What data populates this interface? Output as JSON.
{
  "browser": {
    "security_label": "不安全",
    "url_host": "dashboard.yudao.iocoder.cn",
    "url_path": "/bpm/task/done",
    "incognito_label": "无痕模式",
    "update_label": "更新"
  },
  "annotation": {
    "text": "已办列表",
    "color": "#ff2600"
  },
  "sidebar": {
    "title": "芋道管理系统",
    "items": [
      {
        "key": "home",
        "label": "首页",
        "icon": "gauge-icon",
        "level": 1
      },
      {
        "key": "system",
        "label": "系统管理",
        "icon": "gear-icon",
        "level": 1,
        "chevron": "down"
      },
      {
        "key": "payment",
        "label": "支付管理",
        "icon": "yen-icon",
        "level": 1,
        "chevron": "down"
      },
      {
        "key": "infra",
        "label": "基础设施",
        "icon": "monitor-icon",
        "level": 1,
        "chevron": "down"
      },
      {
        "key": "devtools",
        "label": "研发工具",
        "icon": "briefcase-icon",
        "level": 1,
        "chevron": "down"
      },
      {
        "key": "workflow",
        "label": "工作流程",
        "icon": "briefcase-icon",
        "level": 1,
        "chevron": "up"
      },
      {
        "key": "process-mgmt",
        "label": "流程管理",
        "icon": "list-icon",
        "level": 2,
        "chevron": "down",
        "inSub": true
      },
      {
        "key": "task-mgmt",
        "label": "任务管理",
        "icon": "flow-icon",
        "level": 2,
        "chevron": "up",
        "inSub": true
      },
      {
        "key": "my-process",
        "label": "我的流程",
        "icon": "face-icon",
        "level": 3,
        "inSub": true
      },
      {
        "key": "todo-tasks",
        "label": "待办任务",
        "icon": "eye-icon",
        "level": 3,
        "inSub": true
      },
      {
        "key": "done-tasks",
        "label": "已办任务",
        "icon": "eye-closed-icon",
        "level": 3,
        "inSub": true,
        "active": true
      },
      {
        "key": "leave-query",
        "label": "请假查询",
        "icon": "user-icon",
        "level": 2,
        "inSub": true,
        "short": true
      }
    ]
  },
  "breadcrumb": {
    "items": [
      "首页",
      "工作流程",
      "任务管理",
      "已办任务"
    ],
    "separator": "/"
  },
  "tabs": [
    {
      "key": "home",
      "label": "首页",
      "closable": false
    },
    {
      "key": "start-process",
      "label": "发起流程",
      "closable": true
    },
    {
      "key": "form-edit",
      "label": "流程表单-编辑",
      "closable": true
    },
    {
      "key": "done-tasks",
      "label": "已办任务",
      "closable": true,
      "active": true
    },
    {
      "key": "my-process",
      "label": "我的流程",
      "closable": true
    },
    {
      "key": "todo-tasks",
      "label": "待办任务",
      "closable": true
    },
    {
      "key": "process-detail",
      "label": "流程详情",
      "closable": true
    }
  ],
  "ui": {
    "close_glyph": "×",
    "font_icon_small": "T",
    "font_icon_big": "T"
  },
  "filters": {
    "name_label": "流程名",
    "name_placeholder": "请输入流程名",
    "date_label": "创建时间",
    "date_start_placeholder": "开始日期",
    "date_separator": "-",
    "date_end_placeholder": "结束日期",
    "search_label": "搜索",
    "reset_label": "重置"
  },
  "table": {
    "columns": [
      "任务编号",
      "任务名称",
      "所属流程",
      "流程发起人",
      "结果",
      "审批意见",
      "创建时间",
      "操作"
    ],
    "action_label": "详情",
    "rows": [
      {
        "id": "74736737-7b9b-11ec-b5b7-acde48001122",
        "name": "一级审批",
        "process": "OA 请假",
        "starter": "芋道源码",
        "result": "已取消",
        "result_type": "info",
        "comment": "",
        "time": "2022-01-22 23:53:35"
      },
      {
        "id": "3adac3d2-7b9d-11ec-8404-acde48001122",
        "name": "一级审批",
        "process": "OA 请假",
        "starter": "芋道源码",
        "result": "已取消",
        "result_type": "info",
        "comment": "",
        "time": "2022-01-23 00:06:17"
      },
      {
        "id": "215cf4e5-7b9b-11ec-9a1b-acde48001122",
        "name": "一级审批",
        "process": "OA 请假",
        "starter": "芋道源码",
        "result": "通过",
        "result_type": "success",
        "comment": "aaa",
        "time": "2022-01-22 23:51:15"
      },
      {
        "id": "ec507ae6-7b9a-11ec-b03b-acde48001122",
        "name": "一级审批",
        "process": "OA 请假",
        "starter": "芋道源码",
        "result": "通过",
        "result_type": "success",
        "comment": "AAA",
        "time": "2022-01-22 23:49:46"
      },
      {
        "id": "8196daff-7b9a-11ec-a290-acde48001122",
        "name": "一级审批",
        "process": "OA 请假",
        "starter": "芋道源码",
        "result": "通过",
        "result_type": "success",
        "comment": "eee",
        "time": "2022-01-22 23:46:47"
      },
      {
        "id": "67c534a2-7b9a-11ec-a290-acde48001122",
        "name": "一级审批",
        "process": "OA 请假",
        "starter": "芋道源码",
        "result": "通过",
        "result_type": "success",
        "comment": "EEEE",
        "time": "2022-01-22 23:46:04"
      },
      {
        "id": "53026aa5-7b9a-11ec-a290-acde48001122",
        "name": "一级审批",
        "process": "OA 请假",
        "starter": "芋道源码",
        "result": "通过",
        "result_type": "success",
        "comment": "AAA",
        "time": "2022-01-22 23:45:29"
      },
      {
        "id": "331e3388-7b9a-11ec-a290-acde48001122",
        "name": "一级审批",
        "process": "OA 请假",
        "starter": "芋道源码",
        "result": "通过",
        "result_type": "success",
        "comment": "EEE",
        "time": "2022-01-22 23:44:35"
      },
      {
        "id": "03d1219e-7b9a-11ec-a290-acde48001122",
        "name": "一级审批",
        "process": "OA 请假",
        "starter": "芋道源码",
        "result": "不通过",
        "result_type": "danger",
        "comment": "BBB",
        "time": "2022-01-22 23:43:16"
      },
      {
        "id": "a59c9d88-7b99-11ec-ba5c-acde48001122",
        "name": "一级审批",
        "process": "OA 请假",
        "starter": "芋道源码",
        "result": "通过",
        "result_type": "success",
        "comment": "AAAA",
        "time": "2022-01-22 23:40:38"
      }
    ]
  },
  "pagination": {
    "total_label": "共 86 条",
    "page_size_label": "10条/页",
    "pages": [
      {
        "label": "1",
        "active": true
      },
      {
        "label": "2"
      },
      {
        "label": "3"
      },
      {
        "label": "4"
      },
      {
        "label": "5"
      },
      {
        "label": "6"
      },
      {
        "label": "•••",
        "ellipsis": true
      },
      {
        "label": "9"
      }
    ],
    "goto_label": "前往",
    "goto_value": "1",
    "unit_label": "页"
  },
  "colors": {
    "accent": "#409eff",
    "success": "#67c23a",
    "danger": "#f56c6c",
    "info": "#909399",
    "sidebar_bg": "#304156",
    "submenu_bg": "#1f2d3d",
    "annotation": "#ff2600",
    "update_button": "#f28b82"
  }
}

####################

**Stated goal**
Search the records above for "comment". Copy each line where it is found.

**Reply**
        "comment": "",
        "comment": "",
        "comment": "aaa",
        "comment": "AAA",
        "comment": "eee",
        "comment": "EEEE",
        "comment": "AAA",
        "comment": "EEE",
        "comment": "BBB",
        "comment": "AAAA",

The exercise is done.